++++ Text excerpt ++++

Weaponizing Salat To Sow Division
Cults don’t always start out that way. Often, they begin as sincere religious groups—united by a shared purpose. Submitter communities are no exception. Many begin with noble principles: rejecting man-made traditions, upholding the Quran as the sole source of religious law, and consulting the teachings of the Messenger of the Covenant to resolve disputes.
But over time, even a community built on submission to God can slip into submission to men. A subtle shift occurs—away from mutual consultation and toward ideological control. What was once a collective search for truth becomes a tightly policed system of acceptable opinion. Questioning is tolerated, but only within narrow, leader-approved boundaries.
As Noam Chomsky observed:
“The smart way to keep people passive and obedient is to strictly limit the spectrum of acceptable opinion, but allow very lively debate within that spectrum.”
The result? An illusion of freedom—but a reality of suppression.
It usually begins with the emergence of an informal hierarchy. A few individuals rise to influence—some through official roles, others through social capital. Over time, they begin to define what counts as “orthodox.” Anyone who steps outside that boundary—even on a minor point—is framed as compromising the truth, rebelling against God, or being a hypocrite.
And when the leadership decides someone poses a threat to their authority, they rarely address the real issue directly. Instead, they search for a theological disagreement to use as cover. Once they find one, they rally support, reframe the disagreement as spiritual treason, and move toward the next—and most damaging—step: cutting the person out by weaponizing the Salat, the most sacred aspect of community life.
Establishing Control: Shrinking the Boundaries of Acceptable Belief
The shift toward cult-like control begins when a community narrows what it considers “acceptable belief.” At first, members are united by the foundational paradigm: the Quran as the only source of religious law, and the teachings of the Messenger of the Covenant as a means of clarifying or resolving disputes. This foundational agreement allows for sincere exploration and growth.
But as time passes, communities often develop an unspoken orthodoxy—not just about major theological issues, but about every minor detail. What was once an open invitation to “listen to all words and follow the best” (39:18) becomes a fixed list of approved positions. Straying from these positions isn’t treated as error to be discussed—it’s treated as rebellion to be punished.
These are not matters of idol worship, rejecting the Quran, or disbelieving in God’s messenger. These are sincere differences in understanding among believers who strive to uphold the core of Submission. And yet, time and again, communities fracture over topics like:
- The fourth dietary prohibition – Is it about animals sacrificed to other than God, or any mention of other than God over food?
- Circumcision – Mandatory, prohibited, or neutral?
- Punishment for adultery – Should it differ based on marital status?
- Marriage to Christians and Jews – Permissible or prohibited?
- Insurance – Is all insurance haram, or only certain kinds?
- The tone of Salat – Can the entire Salat be recited at a moderate tone?
- Befriending disbelievers – Does friendship imply support for disbelief?
- Rashad’s writings – Are his statements binding, or is there a distinction from divine revelation?
In a healthy community, such differences are opportunities for discussion, reflection, and mutual growth. But in authoritarian environments, these issues become loyalty tests. The leadership draws a line: anyone who holds the “wrong” view is no longer just mistaken—they’re a hypocrite, an agent of the devil, an enemy of God.

++++ Records provided ++++

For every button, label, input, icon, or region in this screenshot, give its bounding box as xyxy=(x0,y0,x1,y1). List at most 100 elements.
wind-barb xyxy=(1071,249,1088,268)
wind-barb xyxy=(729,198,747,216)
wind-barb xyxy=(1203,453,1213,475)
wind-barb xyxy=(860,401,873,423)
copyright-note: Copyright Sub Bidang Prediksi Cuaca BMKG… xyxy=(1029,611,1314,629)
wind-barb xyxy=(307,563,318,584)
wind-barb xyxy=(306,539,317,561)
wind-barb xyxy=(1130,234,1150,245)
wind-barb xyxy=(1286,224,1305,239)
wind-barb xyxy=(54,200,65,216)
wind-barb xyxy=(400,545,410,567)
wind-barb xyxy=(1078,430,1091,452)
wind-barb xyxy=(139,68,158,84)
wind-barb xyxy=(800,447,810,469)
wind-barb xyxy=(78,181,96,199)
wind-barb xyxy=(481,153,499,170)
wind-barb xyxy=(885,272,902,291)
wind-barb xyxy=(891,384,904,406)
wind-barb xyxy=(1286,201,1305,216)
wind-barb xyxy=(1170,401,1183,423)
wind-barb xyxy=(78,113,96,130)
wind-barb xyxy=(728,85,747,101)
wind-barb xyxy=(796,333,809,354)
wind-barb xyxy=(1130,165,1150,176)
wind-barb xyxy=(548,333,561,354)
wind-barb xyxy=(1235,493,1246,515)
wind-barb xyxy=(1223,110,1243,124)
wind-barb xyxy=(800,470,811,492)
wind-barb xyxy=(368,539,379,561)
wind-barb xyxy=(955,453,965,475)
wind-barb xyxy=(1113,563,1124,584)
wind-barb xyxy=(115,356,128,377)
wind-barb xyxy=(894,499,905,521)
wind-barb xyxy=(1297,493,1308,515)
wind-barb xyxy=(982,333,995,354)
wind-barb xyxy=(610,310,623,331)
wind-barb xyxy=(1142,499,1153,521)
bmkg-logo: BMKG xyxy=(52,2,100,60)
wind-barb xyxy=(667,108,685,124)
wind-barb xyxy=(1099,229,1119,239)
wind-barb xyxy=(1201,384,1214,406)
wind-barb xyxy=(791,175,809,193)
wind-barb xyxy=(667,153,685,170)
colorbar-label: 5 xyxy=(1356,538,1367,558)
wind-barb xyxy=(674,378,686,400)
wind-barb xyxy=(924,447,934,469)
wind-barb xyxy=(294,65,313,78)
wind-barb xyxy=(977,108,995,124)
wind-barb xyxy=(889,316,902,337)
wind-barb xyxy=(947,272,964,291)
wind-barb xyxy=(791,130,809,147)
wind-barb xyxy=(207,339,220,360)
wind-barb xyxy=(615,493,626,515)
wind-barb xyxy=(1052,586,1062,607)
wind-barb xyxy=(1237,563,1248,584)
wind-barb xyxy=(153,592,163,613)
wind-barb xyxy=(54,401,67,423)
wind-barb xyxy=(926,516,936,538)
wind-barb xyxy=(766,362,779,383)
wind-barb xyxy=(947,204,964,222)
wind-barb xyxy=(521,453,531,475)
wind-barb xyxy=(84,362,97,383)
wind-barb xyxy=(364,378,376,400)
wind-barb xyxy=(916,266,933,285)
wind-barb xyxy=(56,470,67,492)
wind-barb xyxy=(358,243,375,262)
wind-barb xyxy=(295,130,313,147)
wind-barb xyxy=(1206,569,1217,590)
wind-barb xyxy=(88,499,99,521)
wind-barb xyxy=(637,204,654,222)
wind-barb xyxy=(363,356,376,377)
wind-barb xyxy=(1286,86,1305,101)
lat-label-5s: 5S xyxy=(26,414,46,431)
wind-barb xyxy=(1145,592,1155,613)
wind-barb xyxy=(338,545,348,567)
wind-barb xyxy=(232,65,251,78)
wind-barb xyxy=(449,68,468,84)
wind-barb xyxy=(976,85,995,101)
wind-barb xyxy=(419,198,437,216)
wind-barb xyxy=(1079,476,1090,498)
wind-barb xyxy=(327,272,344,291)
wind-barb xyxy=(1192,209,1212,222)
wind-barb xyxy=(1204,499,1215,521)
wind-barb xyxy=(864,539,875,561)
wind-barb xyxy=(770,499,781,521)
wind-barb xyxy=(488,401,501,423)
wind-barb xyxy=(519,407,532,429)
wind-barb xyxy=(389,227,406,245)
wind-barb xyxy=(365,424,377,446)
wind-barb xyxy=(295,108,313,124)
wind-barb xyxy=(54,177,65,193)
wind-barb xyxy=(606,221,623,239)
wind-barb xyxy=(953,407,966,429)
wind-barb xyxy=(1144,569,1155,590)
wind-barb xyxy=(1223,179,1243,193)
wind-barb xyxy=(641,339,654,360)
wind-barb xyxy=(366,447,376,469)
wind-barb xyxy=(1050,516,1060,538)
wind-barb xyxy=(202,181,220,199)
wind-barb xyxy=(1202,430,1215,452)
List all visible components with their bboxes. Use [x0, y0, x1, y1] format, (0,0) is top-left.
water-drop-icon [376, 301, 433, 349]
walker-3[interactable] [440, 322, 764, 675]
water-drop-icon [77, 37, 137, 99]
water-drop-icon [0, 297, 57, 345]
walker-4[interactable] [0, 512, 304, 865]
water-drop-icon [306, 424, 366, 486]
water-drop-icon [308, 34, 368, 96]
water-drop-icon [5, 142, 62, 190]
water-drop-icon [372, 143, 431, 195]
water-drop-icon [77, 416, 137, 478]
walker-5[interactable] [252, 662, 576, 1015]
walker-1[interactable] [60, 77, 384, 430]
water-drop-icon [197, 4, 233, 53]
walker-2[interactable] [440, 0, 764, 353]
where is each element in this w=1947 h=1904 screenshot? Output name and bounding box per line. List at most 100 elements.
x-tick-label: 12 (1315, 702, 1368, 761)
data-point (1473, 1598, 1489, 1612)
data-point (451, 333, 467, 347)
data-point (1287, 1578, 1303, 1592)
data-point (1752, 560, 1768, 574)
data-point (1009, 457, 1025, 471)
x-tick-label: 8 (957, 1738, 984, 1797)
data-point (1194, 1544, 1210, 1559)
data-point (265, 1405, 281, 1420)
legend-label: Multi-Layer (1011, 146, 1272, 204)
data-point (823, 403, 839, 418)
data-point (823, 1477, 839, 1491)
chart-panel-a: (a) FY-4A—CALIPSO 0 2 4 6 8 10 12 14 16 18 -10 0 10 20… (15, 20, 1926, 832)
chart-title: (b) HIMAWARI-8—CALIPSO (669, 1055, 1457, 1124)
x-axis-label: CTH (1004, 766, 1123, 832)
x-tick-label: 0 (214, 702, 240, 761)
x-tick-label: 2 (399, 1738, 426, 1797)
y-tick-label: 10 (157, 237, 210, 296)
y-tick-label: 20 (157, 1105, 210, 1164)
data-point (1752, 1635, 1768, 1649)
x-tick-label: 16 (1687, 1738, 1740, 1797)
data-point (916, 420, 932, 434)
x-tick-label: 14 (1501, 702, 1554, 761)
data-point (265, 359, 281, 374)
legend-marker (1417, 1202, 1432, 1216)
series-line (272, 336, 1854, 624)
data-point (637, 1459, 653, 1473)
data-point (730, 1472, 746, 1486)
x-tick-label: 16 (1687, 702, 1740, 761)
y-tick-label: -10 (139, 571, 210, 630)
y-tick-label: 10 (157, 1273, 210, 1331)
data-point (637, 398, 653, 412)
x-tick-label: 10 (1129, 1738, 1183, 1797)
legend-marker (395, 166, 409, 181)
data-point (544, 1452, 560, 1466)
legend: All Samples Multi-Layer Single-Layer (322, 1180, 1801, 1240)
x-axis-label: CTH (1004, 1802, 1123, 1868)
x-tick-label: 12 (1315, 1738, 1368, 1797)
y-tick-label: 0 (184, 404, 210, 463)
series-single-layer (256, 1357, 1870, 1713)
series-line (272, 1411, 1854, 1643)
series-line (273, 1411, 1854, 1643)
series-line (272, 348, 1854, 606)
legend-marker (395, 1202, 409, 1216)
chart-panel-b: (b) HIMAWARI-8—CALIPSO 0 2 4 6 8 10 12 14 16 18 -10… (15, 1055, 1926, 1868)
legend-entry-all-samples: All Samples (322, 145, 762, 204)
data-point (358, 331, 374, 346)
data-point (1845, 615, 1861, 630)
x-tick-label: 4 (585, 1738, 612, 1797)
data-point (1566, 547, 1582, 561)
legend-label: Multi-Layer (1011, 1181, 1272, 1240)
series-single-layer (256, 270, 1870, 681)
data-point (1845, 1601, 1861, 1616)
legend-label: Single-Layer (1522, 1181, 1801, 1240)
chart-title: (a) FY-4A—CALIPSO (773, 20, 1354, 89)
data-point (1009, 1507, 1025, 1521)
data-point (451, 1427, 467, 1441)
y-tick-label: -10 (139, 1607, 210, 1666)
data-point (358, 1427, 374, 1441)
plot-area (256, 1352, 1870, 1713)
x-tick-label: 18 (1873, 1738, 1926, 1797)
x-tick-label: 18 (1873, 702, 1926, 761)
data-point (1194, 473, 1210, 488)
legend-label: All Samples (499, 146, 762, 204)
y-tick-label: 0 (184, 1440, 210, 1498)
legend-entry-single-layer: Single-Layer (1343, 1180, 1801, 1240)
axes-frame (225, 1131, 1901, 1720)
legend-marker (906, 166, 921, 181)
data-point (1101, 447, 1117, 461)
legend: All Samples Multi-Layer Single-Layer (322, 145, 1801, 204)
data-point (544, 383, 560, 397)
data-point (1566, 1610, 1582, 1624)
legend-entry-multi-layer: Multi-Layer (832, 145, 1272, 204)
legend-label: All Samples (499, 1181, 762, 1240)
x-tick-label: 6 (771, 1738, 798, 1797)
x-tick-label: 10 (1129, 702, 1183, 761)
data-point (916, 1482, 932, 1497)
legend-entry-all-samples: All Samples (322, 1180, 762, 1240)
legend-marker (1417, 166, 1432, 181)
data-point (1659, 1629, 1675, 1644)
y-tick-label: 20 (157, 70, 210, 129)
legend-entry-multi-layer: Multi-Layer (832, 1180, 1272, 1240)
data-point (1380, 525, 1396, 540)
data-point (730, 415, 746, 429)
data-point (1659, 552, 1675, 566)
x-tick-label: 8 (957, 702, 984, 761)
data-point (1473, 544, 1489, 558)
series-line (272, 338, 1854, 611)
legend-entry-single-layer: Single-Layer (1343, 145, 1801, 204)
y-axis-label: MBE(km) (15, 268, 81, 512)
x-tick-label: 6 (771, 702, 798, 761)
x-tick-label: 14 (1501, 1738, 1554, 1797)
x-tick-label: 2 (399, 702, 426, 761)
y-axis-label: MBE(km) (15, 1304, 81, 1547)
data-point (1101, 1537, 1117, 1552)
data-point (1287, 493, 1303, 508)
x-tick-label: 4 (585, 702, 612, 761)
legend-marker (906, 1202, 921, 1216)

++++

Tasks and exercises –
**1)** In the essay on weaponizing Salat, who is quoted on limiting the spectrum of acceptable opinion?
**2)** Print the passage of the essay on weaponizing Salat from "- Insurance –" to "from divine revelation?".
**3)** Pick up the essay on weaponizing Salat and carry it on past its final sentence.
The listing comes from a separate source.

Set of answers –
**1)** Noam Chomsky.

**2)**
- Insurance – Is all insurance haram, or only certain kinds?
- The tone of Salat – Can the entire Salat be recited at a moderate tone?
- Befriending disbelievers – Does friendship imply support for disbelief?
- Rashad’s writings – Are his statements binding, or is there a distinction from divine revelation?

**3)**
Once this mindset takes root, control becomes easy. By limiting the spectrum of acceptable belief, leaders create an environment where dissent feels dangerous and conformity is equated with faithfulness. Members no longer ask what is right—they ask what is allowed.
And that’s how a community built on freedom of thought becomes one ruled by fear of thinking.
Isolating the Threat: When Leadership Faces Opposition
In a healthy community, differences in understanding are expected—even welcomed—as part of the process of sincere submission to God. But in a rigid, leader-centric environment, independent thought isn’t seen as a contribution—it’s seen as a challenge to authority.
The problem isn’t the position someone holds. It’s the fact that they hold it without permission.
In many cases, the individual is targeted before any theological issue even arises. The leadership senses resistance—someone who questions too openly, thinks too independently, or fails to show unwavering support for the leader. But removing a member for personal or political reasons would seem unjust. So instead, the leadership frames it as a matter of doctrine.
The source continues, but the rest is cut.